[What you have to do]: Reproduce each line exactly. Skip none.

Items from a dataset
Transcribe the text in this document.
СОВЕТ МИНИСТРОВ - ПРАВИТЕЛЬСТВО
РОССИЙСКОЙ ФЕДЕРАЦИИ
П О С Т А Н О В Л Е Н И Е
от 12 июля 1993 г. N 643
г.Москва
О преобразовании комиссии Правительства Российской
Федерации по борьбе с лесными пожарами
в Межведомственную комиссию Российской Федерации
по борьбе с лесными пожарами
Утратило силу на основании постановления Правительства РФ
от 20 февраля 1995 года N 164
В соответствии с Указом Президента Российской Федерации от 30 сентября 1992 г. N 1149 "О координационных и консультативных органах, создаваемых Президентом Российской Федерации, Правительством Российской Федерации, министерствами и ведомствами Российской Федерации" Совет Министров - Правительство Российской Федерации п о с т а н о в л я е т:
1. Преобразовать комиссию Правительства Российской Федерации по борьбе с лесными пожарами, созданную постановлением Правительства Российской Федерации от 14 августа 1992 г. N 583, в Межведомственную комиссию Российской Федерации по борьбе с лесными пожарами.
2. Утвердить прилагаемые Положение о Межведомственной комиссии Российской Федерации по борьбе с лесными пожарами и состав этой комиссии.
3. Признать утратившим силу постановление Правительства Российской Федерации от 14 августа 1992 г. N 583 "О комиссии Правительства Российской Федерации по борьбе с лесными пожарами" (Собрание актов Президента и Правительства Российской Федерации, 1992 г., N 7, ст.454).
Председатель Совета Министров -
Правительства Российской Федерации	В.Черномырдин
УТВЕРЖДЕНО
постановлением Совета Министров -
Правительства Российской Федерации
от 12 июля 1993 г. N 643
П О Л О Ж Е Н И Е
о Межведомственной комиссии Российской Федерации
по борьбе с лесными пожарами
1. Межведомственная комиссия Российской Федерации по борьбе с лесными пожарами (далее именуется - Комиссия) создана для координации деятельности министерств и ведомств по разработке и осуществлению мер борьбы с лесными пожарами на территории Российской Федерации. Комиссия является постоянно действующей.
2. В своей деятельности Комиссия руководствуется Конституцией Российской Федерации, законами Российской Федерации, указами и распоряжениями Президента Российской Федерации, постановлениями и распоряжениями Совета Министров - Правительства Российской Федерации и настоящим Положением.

[Completed task]:
Transcribe the text in this document.
СОВЕТ МИНИСТРОВ - ПРАВИТЕЛЬСТВО
РОССИЙСКОЙ ФЕДЕРАЦИИ
П О С Т А Н О В Л Е Н И Е
от 12 июля 1993 г. N 643
г.Москва
О преобразовании комиссии Правительства Российской
Федерации по борьбе с лесными пожарами
в Межведомственную комиссию Российской Федерации
по борьбе с лесными пожарами
Утратило силу на основании постановления Правительства РФ
от 20 февраля 1995 года N 164
В соответствии с Указом Президента Российской Федерации от 30 сентября 1992 г. N 1149 "О координационных и консультативных органах, создаваемых Президентом Российской Федерации, Правительством Российской Федерации, министерствами и ведомствами Российской Федерации" Совет Министров - Правительство Российской Федерации п о с т а н о в л я е т:
1. Преобразовать комиссию Правительства Российской Федерации по борьбе с лесными пожарами, созданную постановлением Правительства Российской Федерации от 14 августа 1992 г. N 583, в Межведомственную комиссию Российской Федерации по борьбе с лесными пожарами.
2. Утвердить прилагаемые Положение о Межведомственной комиссии Российской Федерации по борьбе с лесными пожарами и состав этой комиссии.
3. Признать утратившим силу постановление Правительства Российской Федерации от 14 августа 1992 г. N 583 "О комиссии Правительства Российской Федерации по борьбе с лесными пожарами" (Собрание актов Президента и Правительства Российской Федерации, 1992 г., N 7, ст.454).
Председатель Совета Министров -
Правительства Российской Федерации	В.Черномырдин
УТВЕРЖДЕНО
постановлением Совета Министров -
Правительства Российской Федерации
от 12 июля 1993 г. N 643
П О Л О Ж Е Н И Е
о Межведомственной комиссии Российской Федерации
по борьбе с лесными пожарами
1. Межведомственная комиссия Российской Федерации по борьбе с лесными пожарами (далее именуется - Комиссия) создана для координации деятельности министерств и ведомств по разработке и осуществлению мер борьбы с лесными пожарами на территории Российской Федерации. Комиссия является постоянно действующей.
2. В своей деятельности Комиссия руководствуется Конституцией Российской Федерации, законами Российской Федерации, указами и распоряжениями Президента Российской Федерации, постановлениями и распоряжениями Совета Министров - Правительства Российской Федерации и настоящим Положением.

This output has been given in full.